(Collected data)
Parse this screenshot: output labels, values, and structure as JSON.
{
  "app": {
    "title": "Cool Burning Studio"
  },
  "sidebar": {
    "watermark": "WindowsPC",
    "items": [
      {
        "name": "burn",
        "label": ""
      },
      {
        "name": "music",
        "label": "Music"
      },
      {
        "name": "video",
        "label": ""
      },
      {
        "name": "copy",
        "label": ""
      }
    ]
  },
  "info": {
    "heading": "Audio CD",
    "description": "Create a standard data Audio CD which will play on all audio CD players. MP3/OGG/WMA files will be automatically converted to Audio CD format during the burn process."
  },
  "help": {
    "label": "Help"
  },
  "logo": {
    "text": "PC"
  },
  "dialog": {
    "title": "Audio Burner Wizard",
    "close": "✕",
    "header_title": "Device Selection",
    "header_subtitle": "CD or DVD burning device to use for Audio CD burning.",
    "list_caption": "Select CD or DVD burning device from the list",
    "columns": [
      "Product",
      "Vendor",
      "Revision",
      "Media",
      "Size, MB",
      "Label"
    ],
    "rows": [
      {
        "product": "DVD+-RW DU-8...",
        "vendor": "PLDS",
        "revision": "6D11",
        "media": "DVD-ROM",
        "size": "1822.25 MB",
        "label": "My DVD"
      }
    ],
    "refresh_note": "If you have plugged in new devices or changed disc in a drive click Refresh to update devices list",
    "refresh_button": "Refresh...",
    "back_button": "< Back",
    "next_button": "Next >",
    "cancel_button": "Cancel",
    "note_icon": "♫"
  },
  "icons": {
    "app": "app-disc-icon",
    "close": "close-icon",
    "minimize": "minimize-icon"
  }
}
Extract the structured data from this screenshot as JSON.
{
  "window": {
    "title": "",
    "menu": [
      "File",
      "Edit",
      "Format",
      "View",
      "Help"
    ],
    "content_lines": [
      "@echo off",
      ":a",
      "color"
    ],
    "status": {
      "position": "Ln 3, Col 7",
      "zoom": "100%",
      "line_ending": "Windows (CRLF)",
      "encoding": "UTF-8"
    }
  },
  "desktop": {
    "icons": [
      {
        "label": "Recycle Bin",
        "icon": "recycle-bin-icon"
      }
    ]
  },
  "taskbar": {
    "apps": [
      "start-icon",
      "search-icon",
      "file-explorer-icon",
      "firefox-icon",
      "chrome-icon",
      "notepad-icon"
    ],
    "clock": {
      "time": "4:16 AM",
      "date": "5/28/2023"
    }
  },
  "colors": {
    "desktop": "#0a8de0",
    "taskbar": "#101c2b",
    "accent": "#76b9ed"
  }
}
* * *
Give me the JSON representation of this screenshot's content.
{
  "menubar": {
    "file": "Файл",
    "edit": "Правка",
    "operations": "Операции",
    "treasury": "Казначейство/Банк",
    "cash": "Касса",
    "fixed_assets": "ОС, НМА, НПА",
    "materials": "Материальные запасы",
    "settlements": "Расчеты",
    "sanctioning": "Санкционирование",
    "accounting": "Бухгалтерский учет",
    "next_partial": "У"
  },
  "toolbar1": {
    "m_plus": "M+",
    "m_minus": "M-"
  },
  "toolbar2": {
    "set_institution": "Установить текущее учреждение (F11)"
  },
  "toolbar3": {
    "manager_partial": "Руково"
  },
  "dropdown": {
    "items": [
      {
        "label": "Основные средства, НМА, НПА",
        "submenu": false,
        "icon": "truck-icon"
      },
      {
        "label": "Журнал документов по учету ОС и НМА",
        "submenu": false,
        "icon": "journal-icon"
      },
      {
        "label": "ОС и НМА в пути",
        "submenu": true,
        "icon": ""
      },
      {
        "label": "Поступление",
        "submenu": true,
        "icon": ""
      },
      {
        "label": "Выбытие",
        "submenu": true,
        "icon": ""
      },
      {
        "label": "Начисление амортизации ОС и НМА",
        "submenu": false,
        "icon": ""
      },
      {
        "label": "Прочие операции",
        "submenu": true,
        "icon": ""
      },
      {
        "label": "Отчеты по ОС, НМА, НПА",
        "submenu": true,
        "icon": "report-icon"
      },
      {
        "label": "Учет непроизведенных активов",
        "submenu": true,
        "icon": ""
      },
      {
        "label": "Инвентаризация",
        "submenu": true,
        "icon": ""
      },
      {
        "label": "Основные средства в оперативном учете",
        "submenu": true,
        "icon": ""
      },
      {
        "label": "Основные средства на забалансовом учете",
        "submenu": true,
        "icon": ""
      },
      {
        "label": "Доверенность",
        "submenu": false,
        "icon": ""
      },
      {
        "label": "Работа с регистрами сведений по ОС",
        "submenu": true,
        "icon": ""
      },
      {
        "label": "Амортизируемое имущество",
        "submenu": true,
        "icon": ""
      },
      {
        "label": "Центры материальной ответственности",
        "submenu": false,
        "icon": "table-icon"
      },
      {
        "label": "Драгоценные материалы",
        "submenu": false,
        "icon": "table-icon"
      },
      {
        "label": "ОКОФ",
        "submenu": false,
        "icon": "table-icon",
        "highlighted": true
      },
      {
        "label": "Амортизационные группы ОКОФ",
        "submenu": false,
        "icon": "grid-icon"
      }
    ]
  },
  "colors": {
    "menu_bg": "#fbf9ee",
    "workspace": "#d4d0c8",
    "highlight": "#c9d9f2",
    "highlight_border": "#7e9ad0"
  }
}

**Required work:** Copy each line that contains the word "JSON".

**The response:**
Parse this screenshot: output labels, values, and structure as JSON.
Extract the structured data from this screenshot as JSON.
Give me the JSON representation of this screenshot's content.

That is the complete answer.